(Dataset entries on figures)
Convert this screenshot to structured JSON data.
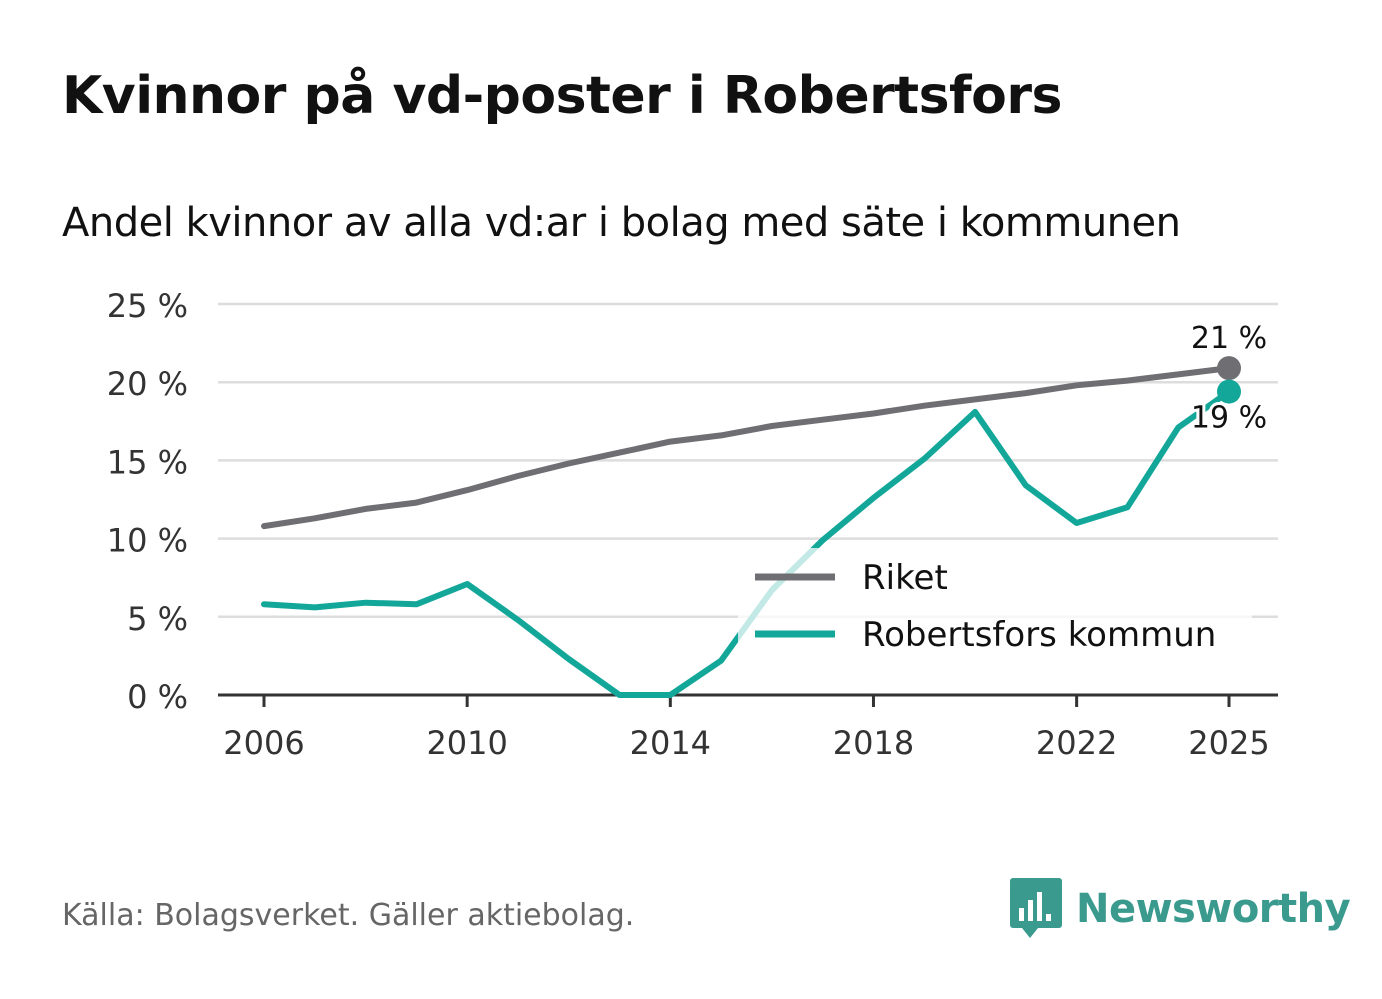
{
  "title": "Kvinnor på vd-poster i Robertsfors",
  "subtitle": "Andel kvinnor av alla vd:ar i bolag med säte i kommunen",
  "footer": {
    "source": "Källa: Bolagsverket. Gäller aktiebolag.",
    "brand": "Newsworthy"
  },
  "colors": {
    "riket": "#6f6e73",
    "kommun": "#13a79a",
    "grid": "#dddddd",
    "axis": "#333333",
    "brand": "#3a9a8e"
  },
  "icons": {
    "brand_logo": "bar-chart-speech-bubble-icon"
  },
  "chart_data": {
    "type": "line",
    "x": [
      2006,
      2007,
      2008,
      2009,
      2010,
      2011,
      2012,
      2013,
      2014,
      2015,
      2016,
      2017,
      2018,
      2019,
      2020,
      2021,
      2022,
      2023,
      2024,
      2025
    ],
    "series": [
      {
        "name": "Riket",
        "color": "#6f6e73",
        "values": [
          10.8,
          11.3,
          11.9,
          12.3,
          13.1,
          14.0,
          14.8,
          15.5,
          16.2,
          16.6,
          17.2,
          17.6,
          18.0,
          18.5,
          18.9,
          19.3,
          19.8,
          20.1,
          20.5,
          20.9
        ],
        "end_label": "21 %"
      },
      {
        "name": "Robertsfors kommun",
        "color": "#13a79a",
        "values": [
          5.8,
          5.6,
          5.9,
          5.8,
          7.1,
          4.8,
          2.3,
          0.0,
          0.0,
          2.2,
          6.7,
          9.9,
          12.6,
          15.1,
          18.1,
          13.4,
          11.0,
          12.0,
          17.1,
          19.4
        ],
        "end_label": "19 %"
      }
    ],
    "x_ticks": [
      2006,
      2010,
      2014,
      2018,
      2022,
      2025
    ],
    "x_tick_labels": [
      "2006",
      "2010",
      "2014",
      "2018",
      "2022",
      "2025"
    ],
    "y_ticks": [
      0,
      5,
      10,
      15,
      20,
      25
    ],
    "y_tick_labels": [
      "0 %",
      "5 %",
      "10 %",
      "15 %",
      "20 %",
      "25 %"
    ],
    "ylim": [
      0,
      25
    ],
    "xlim": [
      2006,
      2025
    ],
    "grid": true,
    "legend": [
      "Riket",
      "Robertsfors kommun"
    ],
    "legend_position": "center-right",
    "title": "Kvinnor på vd-poster i Robertsfors",
    "subtitle": "Andel kvinnor av alla vd:ar i bolag med säte i kommunen",
    "xlabel": "",
    "ylabel": ""
  }
}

▸ **Work instructions**
Restate each entry word for word, leaving out any pictures.

▸ **Completed exercise**
Convert this screenshot to structured JSON data.
{
  "title": "Kvinnor på vd-poster i Robertsfors",
  "subtitle": "Andel kvinnor av alla vd:ar i bolag med säte i kommunen",
  "footer": {
    "source": "Källa: Bolagsverket. Gäller aktiebolag.",
    "brand": "Newsworthy"
  },
  "colors": {
    "riket": "#6f6e73",
    "kommun": "#13a79a",
    "grid": "#dddddd",
    "axis": "#333333",
    "brand": "#3a9a8e"
  },
  "icons": {
    "brand_logo": "bar-chart-speech-bubble-icon"
  },
  "chart_data": {
    "type": "line",
    "x": [
      2006,
      2007,
      2008,
      2009,
      2010,
      2011,
      2012,
      2013,
      2014,
      2015,
      2016,
      2017,
      2018,
      2019,
      2020,
      2021,
      2022,
      2023,
      2024,
      2025
    ],
    "series": [
      {
        "name": "Riket",
        "color": "#6f6e73",
        "values": [
          10.8,
          11.3,
          11.9,
          12.3,
          13.1,
          14.0,
          14.8,
          15.5,
          16.2,
          16.6,
          17.2,
          17.6,
          18.0,
          18.5,
          18.9,
          19.3,
          19.8,
          20.1,
          20.5,
          20.9
        ],
        "end_label": "21 %"
      },
      {
        "name": "Robertsfors kommun",
        "color": "#13a79a",
        "values": [
          5.8,
          5.6,
          5.9,
          5.8,
          7.1,
          4.8,
          2.3,
          0.0,
          0.0,
          2.2,
          6.7,
          9.9,
          12.6,
          15.1,
          18.1,
          13.4,
          11.0,
          12.0,
          17.1,
          19.4
        ],
        "end_label": "19 %"
      }
    ],
    "x_ticks": [
      2006,
      2010,
      2014,
      2018,
      2022,
      2025
    ],
    "x_tick_labels": [
      "2006",
      "2010",
      "2014",
      "2018",
      "2022",
      "2025"
    ],
    "y_ticks": [
      0,
      5,
      10,
      15,
      20,
      25
    ],
    "y_tick_labels": [
      "0 %",
      "5 %",
      "10 %",
      "15 %",
      "20 %",
      "25 %"
    ],
    "ylim": [
      0,
      25
    ],
    "xlim": [
      2006,
      2025
    ],
    "grid": true,
    "legend": [
      "Riket",
      "Robertsfors kommun"
    ],
    "legend_position": "center-right",
    "title": "Kvinnor på vd-poster i Robertsfors",
    "subtitle": "Andel kvinnor av alla vd:ar i bolag med säte i kommunen",
    "xlabel": "",
    "ylabel": ""
  }
}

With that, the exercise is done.